(Layout annotation data)
Start
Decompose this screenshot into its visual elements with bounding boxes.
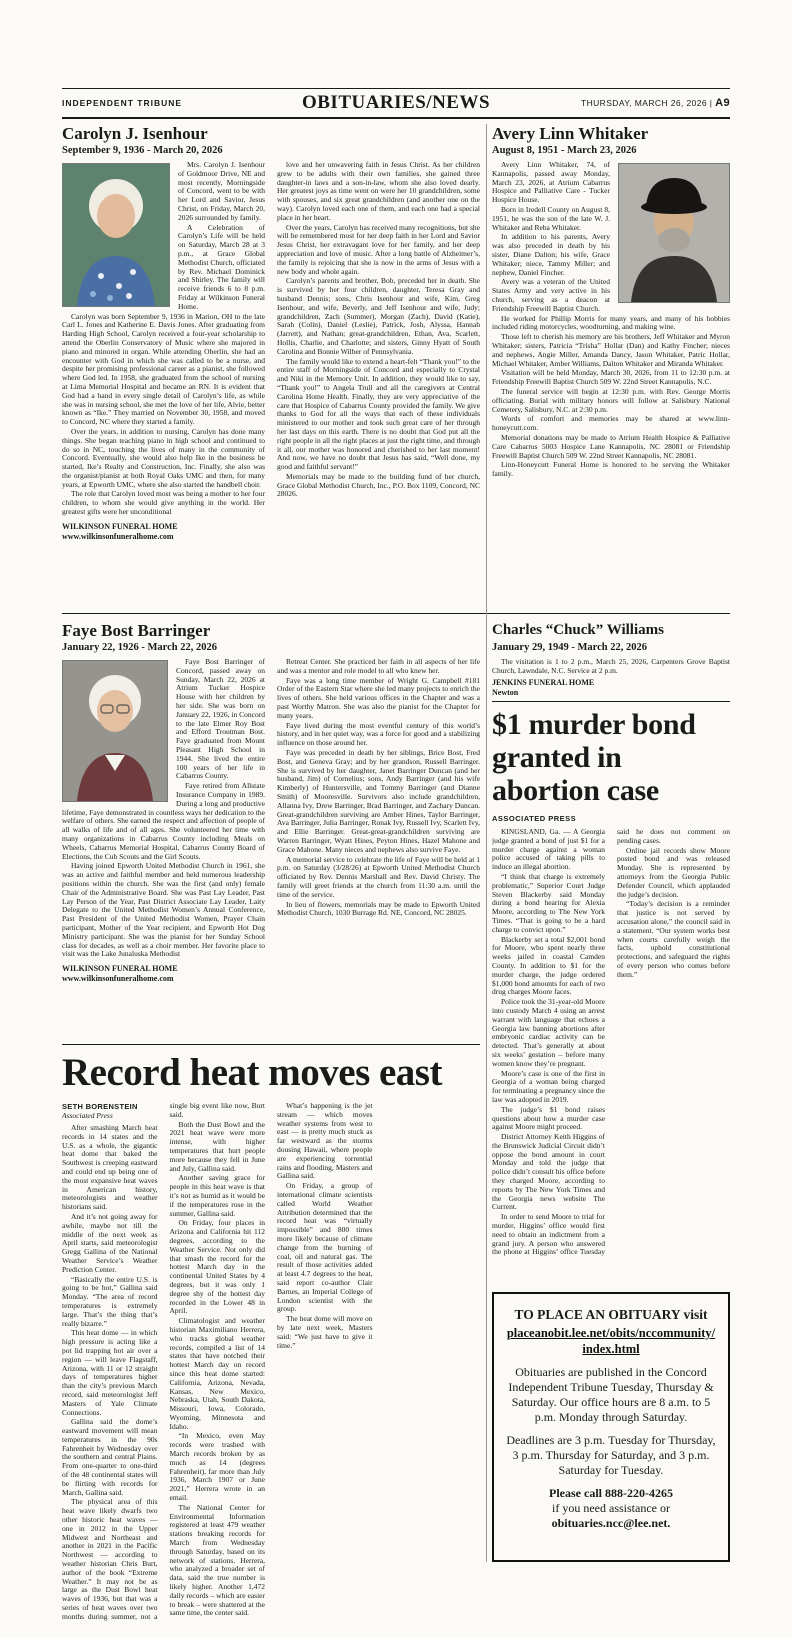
paragraph: This heat dome — in which high pressure is acting like a pot lid trapping hot air over a region — will leave Flagstaff, Arizona, with 11 or 12 straight days of temperatures higher than the city’s previous March record, said meteorologist Jeff Masters of Yale Climate Connections. <box>62 1328 158 1417</box>
paragraph: “In Mexico, even May records were trashed with March records broken by as much as 14 (degrees Fahrenheit), far more than July 1936, March 1907 or June 2021,” Herrera wrote in an email. <box>169 1431 265 1503</box>
paragraph: “I think that charge is extremely problematic,” Superior Court Judge Steven Blackerby said Monday during a bond hearing for Alexia Moore, according to The New York Times. “That is going to be a hard charge to convict upon.” <box>492 871 605 934</box>
column-divider <box>486 124 487 1562</box>
article-headline: $1 murder bond granted in abortion case <box>492 708 696 807</box>
article-text <box>62 1102 373 1622</box>
masthead <box>62 88 730 119</box>
paragraph: Visitation will be held Monday, March 30, 2026, from 11 to 12:30 p.m. at Friendship Freewill Baptist Church 509 W. 22nd Street Kannapolis, N.C. <box>492 368 730 387</box>
paragraph: He worked for Phillip Morris for many years, and many of his hobbies included riding motorcycles, woodturning, and making wine. <box>492 313 730 332</box>
paragraph: On Friday, four places in Arizona and California hit 112 degrees, according to the Weather Service. Not only did that smash the record for the hottest March day in the continental United States by 4 degrees, but it was only 1 degree shy of the hottest day recorded in the Lower 48 in April. <box>169 1218 265 1316</box>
End
**DIRECTIONS**
Reproduce every line of the listing above without changing anything, and leave the picture out.

**IN RESPONSE**
Decompose this screenshot into its visual elements with bounding boxes.
paragraph: This heat dome — in which high pressure is acting like a pot lid trapping hot air over a region — will leave Flagstaff, Arizona, with 11 or 12 straight days of temperatures higher than the city’s previous March record, said meteorologist Jeff Masters of Yale Climate Connections. <box>62 1328 158 1417</box>
paragraph: “In Mexico, even May records were trashed with March records broken by as much as 14 (degrees Fahrenheit), far more than July 1936, March 1907 or June 2021,” Herrera wrote in an email. <box>169 1431 265 1503</box>
paragraph: “I think that charge is extremely problematic,” Superior Court Judge Steven Blackerby said Monday during a bond hearing for Alexia Moore, according to The New York Times. “That is going to be a hard charge to convict upon.” <box>492 871 605 934</box>
column-divider <box>486 124 487 1562</box>
article-headline: $1 murder bond granted in abortion case <box>492 708 696 807</box>
article-text <box>62 1102 373 1622</box>
masthead <box>62 88 730 119</box>
paragraph: Visitation will be held Monday, March 30, 2026, from 11 to 12:30 p.m. at Friendship Freewill Baptist Church 509 W. 22nd Street Kannapolis, N.C. <box>492 368 730 387</box>
paragraph: He worked for Phillip Morris for many years, and many of his hobbies included riding motorcycles, woodturning, and making wine. <box>492 313 730 332</box>
paragraph: On Friday, four places in Arizona and California hit 112 degrees, according to the Weather Service. Not only did that smash the record for the hottest March day in the continental United States by 4 degrees, but it was only 1 degree shy of the hottest day recorded in the Lower 48 in April. <box>169 1218 265 1316</box>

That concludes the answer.